STATED EXERCISE:
Restate the data below word for word. Skip any images it contains.

--- start of MATERIAL PROVIDED ---

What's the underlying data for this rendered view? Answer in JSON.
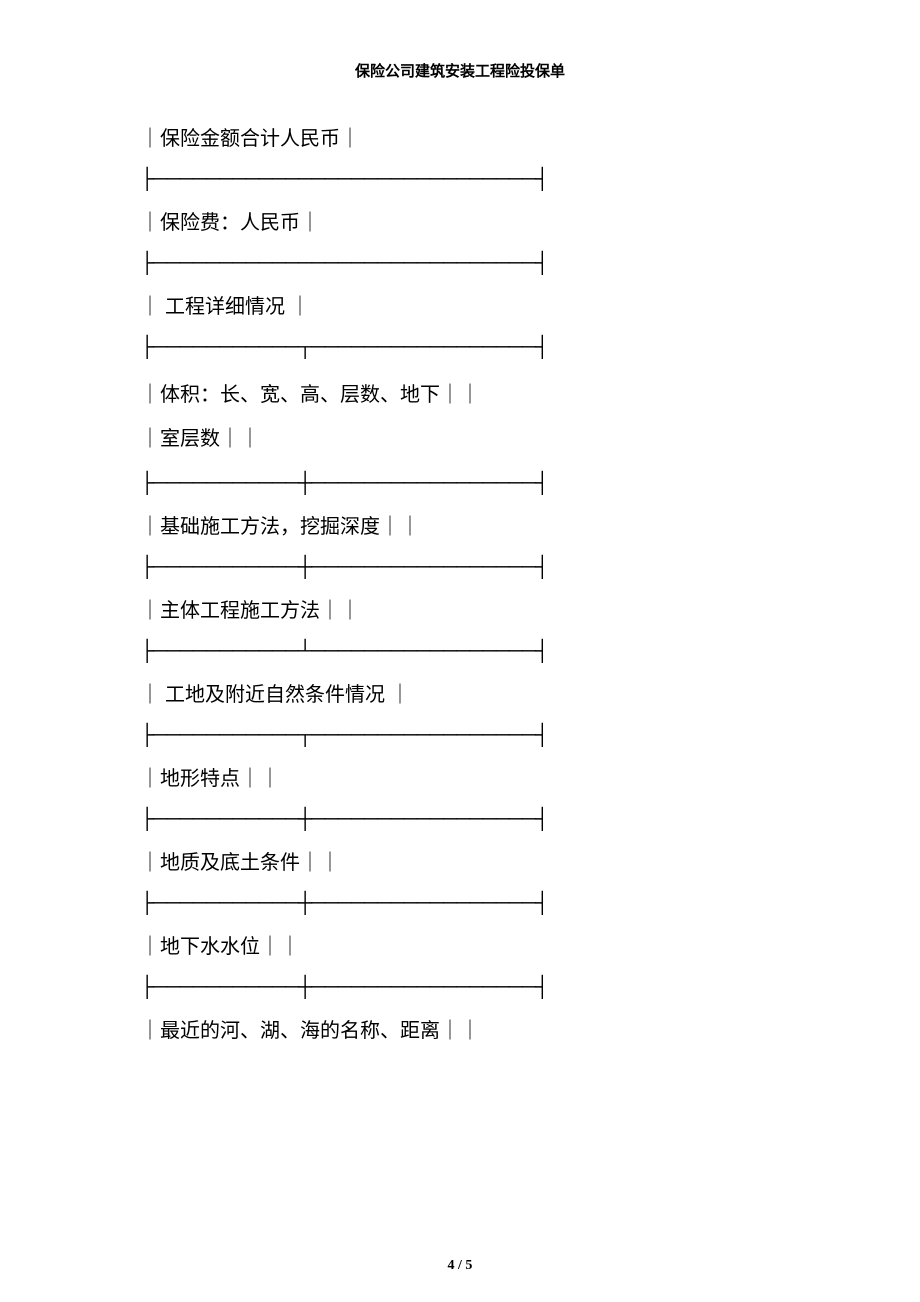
{
  "header": {
    "title": "保险公司建筑安装工程险投保单"
  },
  "rows": {
    "r1": "｜保险金额合计人民币｜",
    "r2": "｜保险费：人民币｜",
    "r3": "｜ 工程详细情况 ｜",
    "r4a": "｜体积：长、宽、高、层数、地下｜｜",
    "r4b": "｜室层数｜｜",
    "r5": "｜基础施工方法，挖掘深度｜｜",
    "r6": "｜主体工程施工方法｜｜",
    "r7": "｜ 工地及附近自然条件情况 ｜",
    "r8": "｜地形特点｜｜",
    "r9": "｜地质及底土条件｜｜",
    "r10": "｜地下水水位｜｜",
    "r11": "｜最近的河、湖、海的名称、距离｜｜"
  },
  "dividers": {
    "full": "├─────────────────────────────┤",
    "split": "├───────────┼─────────────────┤",
    "split_up": "├───────────┴─────────────────┤",
    "split_down": "├───────────┬─────────────────┤"
  },
  "footer": {
    "page": "4 / 5"
  }
}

--- end of MATERIAL PROVIDED ---

WORKED ANSWER:
What's the underlying data for this rendered view? Answer in JSON.
{
  "header": {
    "title": "保险公司建筑安装工程险投保单"
  },
  "rows": {
    "r1": "｜保险金额合计人民币｜",
    "r2": "｜保险费：人民币｜",
    "r3": "｜ 工程详细情况 ｜",
    "r4a": "｜体积：长、宽、高、层数、地下｜｜",
    "r4b": "｜室层数｜｜",
    "r5": "｜基础施工方法，挖掘深度｜｜",
    "r6": "｜主体工程施工方法｜｜",
    "r7": "｜ 工地及附近自然条件情况 ｜",
    "r8": "｜地形特点｜｜",
    "r9": "｜地质及底土条件｜｜",
    "r10": "｜地下水水位｜｜",
    "r11": "｜最近的河、湖、海的名称、距离｜｜"
  },
  "dividers": {
    "full": "├─────────────────────────────┤",
    "split": "├───────────┼─────────────────┤",
    "split_up": "├───────────┴─────────────────┤",
    "split_down": "├───────────┬─────────────────┤"
  },
  "footer": {
    "page": "4 / 5"
  }
}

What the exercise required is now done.